▶ EXERCISE
Search the data for "wesentlich". Return each matching line.

=== DATA TO PROCESS ===

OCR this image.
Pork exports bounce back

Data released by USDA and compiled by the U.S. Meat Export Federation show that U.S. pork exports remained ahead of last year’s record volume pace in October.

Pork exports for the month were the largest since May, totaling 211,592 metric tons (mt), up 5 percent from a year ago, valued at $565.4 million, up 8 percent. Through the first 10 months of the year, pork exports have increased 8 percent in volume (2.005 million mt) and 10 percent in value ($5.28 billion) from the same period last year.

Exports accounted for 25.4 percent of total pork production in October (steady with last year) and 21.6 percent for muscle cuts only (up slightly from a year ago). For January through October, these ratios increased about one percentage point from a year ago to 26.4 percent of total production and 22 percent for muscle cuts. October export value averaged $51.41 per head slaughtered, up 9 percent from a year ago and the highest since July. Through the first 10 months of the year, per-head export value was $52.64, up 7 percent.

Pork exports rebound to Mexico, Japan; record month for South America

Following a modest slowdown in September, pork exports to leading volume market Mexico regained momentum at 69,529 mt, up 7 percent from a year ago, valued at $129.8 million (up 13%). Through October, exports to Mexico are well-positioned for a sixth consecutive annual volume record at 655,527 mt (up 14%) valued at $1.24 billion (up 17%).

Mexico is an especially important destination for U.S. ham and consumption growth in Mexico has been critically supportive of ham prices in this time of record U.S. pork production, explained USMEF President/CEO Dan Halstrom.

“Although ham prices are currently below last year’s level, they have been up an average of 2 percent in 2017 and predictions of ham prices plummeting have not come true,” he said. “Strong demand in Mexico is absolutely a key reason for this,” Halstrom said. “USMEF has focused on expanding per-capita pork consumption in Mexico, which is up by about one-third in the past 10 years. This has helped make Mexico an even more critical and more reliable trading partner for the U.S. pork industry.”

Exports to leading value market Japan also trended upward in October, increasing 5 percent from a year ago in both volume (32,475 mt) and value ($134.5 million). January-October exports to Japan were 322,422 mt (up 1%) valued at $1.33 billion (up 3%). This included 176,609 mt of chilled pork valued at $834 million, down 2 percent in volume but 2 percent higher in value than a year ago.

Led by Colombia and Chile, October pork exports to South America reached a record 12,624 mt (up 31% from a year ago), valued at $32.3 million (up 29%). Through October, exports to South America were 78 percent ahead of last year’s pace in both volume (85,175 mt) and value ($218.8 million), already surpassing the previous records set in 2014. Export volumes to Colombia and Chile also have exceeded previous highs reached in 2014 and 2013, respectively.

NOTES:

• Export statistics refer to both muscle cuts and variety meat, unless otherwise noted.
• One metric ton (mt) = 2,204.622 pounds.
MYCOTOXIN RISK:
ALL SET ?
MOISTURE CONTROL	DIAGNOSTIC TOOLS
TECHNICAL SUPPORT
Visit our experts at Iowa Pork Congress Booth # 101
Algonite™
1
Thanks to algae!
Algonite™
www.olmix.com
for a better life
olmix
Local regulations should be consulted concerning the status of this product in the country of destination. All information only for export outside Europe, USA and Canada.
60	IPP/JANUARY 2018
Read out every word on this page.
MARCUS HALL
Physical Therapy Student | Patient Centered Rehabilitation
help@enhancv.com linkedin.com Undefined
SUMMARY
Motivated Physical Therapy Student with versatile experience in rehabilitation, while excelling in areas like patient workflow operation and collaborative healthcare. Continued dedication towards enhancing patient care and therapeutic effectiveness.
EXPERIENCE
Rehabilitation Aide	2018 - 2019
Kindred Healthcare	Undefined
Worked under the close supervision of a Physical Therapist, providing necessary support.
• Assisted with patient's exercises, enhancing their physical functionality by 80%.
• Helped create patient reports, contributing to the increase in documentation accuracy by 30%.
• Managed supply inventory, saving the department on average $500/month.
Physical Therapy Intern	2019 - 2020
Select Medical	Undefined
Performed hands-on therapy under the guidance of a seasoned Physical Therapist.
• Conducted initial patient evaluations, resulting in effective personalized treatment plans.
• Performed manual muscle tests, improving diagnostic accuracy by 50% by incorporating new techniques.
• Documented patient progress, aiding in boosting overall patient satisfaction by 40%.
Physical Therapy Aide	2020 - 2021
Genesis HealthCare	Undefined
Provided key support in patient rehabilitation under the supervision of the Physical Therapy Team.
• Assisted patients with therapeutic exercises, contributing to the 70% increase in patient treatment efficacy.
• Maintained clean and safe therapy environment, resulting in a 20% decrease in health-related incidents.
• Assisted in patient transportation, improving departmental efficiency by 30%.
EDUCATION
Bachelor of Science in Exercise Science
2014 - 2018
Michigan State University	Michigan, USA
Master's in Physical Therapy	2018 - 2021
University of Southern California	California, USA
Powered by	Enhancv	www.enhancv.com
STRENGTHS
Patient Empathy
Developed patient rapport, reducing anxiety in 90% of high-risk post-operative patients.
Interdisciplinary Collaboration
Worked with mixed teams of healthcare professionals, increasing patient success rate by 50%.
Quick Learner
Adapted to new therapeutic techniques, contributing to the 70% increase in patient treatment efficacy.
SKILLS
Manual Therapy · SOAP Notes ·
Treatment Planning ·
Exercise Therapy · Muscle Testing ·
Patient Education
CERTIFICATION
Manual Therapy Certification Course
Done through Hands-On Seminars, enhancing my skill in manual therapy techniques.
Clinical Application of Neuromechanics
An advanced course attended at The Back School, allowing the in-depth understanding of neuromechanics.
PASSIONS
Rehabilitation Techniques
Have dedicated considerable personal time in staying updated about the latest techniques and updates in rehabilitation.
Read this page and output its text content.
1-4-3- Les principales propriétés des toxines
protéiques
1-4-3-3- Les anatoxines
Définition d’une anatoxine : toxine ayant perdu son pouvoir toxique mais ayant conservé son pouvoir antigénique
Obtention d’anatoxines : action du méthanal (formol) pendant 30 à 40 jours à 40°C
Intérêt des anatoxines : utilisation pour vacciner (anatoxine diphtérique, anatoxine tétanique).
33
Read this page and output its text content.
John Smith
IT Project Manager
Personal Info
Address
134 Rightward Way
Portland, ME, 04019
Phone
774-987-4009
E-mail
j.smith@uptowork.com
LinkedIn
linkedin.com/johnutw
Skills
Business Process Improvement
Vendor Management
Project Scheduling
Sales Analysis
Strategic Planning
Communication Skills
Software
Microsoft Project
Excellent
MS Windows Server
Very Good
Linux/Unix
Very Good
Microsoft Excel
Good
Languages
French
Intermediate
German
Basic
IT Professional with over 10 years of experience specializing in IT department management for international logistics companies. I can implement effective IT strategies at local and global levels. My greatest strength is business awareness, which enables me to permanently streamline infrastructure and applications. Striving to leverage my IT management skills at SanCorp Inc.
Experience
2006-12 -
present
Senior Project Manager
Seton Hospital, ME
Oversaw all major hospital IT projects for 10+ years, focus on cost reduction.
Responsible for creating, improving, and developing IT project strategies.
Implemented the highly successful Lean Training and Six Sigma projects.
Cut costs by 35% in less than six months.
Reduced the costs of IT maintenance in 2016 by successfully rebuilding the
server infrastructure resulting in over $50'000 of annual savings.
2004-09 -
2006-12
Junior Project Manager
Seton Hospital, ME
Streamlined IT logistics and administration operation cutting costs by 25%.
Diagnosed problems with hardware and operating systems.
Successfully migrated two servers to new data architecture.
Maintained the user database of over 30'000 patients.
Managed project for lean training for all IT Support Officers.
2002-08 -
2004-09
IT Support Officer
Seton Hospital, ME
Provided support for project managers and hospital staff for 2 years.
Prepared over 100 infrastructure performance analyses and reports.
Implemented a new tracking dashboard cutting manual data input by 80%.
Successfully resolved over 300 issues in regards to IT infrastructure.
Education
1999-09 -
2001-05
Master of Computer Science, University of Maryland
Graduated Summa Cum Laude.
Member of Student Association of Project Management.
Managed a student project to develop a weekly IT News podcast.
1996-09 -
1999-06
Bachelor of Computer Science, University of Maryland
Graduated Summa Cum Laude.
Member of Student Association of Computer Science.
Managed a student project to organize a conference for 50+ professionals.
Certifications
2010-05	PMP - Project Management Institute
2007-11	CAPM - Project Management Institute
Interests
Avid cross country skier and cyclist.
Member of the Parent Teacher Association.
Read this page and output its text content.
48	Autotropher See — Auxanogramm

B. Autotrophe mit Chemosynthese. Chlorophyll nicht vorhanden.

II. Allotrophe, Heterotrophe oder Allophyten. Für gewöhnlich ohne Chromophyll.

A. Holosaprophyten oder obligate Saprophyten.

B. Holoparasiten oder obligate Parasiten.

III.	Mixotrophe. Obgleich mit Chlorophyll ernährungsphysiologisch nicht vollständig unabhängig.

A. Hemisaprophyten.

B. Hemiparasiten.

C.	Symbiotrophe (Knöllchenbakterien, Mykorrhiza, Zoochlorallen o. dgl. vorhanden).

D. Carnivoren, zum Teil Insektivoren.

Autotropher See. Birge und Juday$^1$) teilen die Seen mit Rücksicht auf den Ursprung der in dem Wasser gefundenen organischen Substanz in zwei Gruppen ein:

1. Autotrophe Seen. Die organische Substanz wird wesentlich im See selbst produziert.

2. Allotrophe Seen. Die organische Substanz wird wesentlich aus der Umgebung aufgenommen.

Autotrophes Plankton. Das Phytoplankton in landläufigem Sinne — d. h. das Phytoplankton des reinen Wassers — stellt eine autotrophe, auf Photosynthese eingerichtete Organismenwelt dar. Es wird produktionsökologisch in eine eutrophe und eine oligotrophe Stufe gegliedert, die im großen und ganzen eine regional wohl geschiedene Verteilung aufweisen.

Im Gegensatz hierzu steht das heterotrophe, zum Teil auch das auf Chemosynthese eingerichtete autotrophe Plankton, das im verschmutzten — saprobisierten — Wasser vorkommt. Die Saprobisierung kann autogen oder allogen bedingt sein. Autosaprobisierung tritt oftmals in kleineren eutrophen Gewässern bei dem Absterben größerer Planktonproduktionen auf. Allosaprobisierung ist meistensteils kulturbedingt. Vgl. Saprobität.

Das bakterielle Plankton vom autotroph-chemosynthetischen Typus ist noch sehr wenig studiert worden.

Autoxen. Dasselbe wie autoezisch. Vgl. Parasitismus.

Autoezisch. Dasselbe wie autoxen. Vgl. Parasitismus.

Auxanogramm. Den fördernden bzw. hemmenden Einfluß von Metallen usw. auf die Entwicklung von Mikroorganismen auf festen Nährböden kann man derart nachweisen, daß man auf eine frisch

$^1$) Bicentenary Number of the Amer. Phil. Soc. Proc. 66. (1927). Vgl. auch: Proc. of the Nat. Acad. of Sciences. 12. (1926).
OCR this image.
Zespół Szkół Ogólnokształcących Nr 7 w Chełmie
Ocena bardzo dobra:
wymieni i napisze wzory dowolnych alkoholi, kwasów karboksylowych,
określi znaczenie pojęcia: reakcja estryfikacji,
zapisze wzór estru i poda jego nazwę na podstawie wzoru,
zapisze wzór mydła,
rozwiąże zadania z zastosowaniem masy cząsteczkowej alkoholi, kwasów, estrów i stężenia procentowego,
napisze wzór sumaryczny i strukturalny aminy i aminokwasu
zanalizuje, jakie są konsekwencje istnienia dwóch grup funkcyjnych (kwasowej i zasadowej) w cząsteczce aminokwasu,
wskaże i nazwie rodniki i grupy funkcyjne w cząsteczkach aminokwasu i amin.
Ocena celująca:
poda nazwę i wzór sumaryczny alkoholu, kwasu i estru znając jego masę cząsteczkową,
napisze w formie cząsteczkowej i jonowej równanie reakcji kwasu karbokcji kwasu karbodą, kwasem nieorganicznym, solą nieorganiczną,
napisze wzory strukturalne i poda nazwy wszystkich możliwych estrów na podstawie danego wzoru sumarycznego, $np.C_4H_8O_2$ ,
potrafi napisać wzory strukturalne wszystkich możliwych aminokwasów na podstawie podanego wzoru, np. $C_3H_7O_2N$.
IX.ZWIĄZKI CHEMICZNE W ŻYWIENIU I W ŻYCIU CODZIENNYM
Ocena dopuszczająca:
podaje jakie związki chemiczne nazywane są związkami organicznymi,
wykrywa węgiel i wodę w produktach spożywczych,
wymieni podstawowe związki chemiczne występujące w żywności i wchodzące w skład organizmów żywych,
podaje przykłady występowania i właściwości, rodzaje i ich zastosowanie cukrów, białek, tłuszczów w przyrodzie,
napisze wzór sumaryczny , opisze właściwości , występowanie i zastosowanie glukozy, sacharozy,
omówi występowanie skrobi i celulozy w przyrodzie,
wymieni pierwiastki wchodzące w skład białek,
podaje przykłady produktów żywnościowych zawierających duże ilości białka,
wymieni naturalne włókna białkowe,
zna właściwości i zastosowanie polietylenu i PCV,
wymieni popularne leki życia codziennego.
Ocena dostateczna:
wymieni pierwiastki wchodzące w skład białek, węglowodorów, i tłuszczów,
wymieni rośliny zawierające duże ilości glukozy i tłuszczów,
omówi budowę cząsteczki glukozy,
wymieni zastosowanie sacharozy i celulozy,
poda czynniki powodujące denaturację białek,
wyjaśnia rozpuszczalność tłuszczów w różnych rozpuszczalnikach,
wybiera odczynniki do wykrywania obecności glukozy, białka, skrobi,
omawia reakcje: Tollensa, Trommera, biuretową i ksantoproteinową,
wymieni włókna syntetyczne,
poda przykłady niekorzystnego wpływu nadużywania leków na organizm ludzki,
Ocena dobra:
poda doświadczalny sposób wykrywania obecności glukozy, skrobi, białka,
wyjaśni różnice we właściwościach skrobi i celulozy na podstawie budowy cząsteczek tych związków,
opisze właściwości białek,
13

===

▶ RESPONSE
1. Autotrophe Seen. Die organische Substanz wird wesentlich im See selbst produziert.
2. Allotrophe Seen. Die organische Substanz wird wesentlich aus der Umgebung aufgenommen.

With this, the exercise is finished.